----- MATERIAL PROVIDED -----

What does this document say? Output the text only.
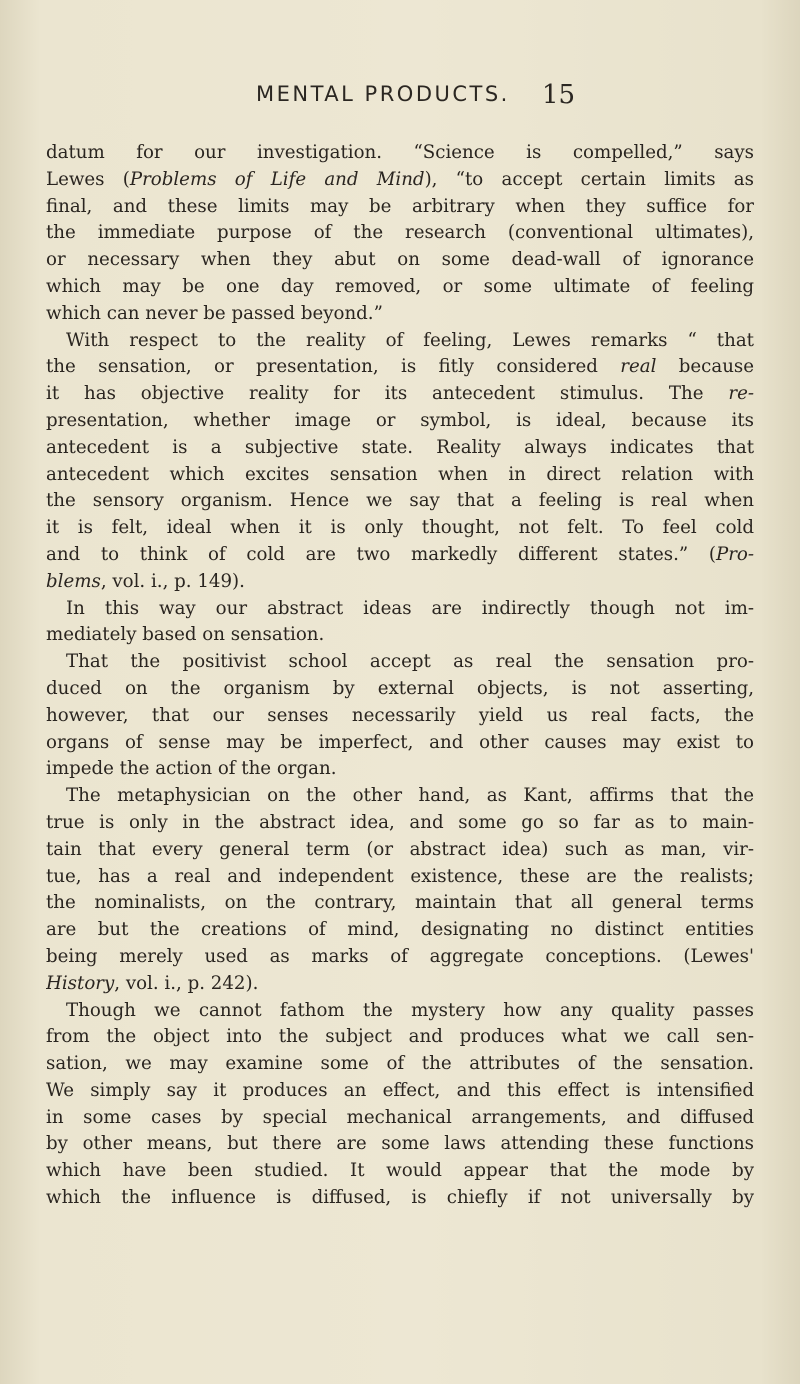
MENTAL PRODUCTS. 15
datum for our investigation. “Science is compelled,” says
Lewes (Problems of Life and Mind), “to accept certain limits as
final, and these limits may be arbitrary when they suffice for
the immediate purpose of the research (conventional ultimates),
or necessary when they abut on some dead-wall of ignorance
which may be one day removed, or some ultimate of feeling
which can never be passed beyond.”
With respect to the reality of feeling, Lewes remarks “ that
the sensation, or presentation, is fitly considered real because
it has objective reality for its antecedent stimulus. The re-
presentation, whether image or symbol, is ideal, because its
antecedent is a subjective state. Reality always indicates that
antecedent which excites sensation when in direct relation with
the sensory organism. Hence we say that a feeling is real when
it is felt, ideal when it is only thought, not felt. To feel cold
and to think of cold are two markedly different states.” (Pro-
blems, vol. i., p. 149).
In this way our abstract ideas are indirectly though not im-
mediately based on sensation.
That the positivist school accept as real the sensation pro-
duced on the organism by external objects, is not asserting,
however, that our senses necessarily yield us real facts, the
organs of sense may be imperfect, and other causes may exist to
impede the action of the organ.
The metaphysician on the other hand, as Kant, affirms that the
true is only in the abstract idea, and some go so far as to main-
tain that every general term (or abstract idea) such as man, vir-
tue, has a real and independent existence, these are the realists;
the nominalists, on the contrary, maintain that all general terms
are but the creations of mind, designating no distinct entities
being merely used as marks of aggregate conceptions. (Lewes'
History, vol. i., p. 242).
Though we cannot fathom the mystery how any quality passes
from the object into the subject and produces what we call sen-
sation, we may examine some of the attributes of the sensation.
We simply say it produces an effect, and this effect is intensified
in some cases by special mechanical arrangements, and diffused
by other means, but there are some laws attending these functions
which have been studied. It would appear that the mode by
which the influence is diffused, is chiefly if not universally by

-----

Write out again every line above exactly as given; the pictures do not belong in the copy.

**IN RESPONSE:**
What does this document say? Output the text only.
MENTAL PRODUCTS. 15
datum for our investigation. “Science is compelled,” says
Lewes (Problems of Life and Mind), “to accept certain limits as
final, and these limits may be arbitrary when they suffice for
the immediate purpose of the research (conventional ultimates),
or necessary when they abut on some dead-wall of ignorance
which may be one day removed, or some ultimate of feeling
which can never be passed beyond.”
With respect to the reality of feeling, Lewes remarks “ that
the sensation, or presentation, is fitly considered real because
it has objective reality for its antecedent stimulus. The re-
presentation, whether image or symbol, is ideal, because its
antecedent is a subjective state. Reality always indicates that
antecedent which excites sensation when in direct relation with
the sensory organism. Hence we say that a feeling is real when
it is felt, ideal when it is only thought, not felt. To feel cold
and to think of cold are two markedly different states.” (Pro-
blems, vol. i., p. 149).
In this way our abstract ideas are indirectly though not im-
mediately based on sensation.
That the positivist school accept as real the sensation pro-
duced on the organism by external objects, is not asserting,
however, that our senses necessarily yield us real facts, the
organs of sense may be imperfect, and other causes may exist to
impede the action of the organ.
The metaphysician on the other hand, as Kant, affirms that the
true is only in the abstract idea, and some go so far as to main-
tain that every general term (or abstract idea) such as man, vir-
tue, has a real and independent existence, these are the realists;
the nominalists, on the contrary, maintain that all general terms
are but the creations of mind, designating no distinct entities
being merely used as marks of aggregate conceptions. (Lewes'
History, vol. i., p. 242).
Though we cannot fathom the mystery how any quality passes
from the object into the subject and produces what we call sen-
sation, we may examine some of the attributes of the sensation.
We simply say it produces an effect, and this effect is intensified
in some cases by special mechanical arrangements, and diffused
by other means, but there are some laws attending these functions
which have been studied. It would appear that the mode by
which the influence is diffused, is chiefly if not universally by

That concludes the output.